What is needed —
Using the listing below, copy every line that mentions "谈谈你在项目管理中".

Dataset rows
— START —

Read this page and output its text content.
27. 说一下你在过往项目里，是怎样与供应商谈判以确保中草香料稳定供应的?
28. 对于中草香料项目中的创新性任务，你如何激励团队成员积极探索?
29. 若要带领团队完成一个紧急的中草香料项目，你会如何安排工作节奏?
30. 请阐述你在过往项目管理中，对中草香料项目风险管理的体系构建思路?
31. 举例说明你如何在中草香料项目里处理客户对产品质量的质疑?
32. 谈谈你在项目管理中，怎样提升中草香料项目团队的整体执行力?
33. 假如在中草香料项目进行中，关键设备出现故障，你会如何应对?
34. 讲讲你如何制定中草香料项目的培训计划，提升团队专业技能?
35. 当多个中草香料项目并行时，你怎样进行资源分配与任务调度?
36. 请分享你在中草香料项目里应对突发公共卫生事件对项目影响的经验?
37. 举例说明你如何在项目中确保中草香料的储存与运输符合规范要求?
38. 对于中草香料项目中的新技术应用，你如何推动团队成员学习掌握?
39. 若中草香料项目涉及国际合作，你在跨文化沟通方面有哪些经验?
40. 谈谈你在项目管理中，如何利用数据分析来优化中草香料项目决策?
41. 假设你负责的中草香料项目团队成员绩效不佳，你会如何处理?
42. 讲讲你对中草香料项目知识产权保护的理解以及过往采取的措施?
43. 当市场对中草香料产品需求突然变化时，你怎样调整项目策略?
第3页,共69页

— END —

The response —
32. 谈谈你在项目管理中，怎样提升中草香料项目团队的整体执行力?
40. 谈谈你在项目管理中，如何利用数据分析来优化中草香料项目决策?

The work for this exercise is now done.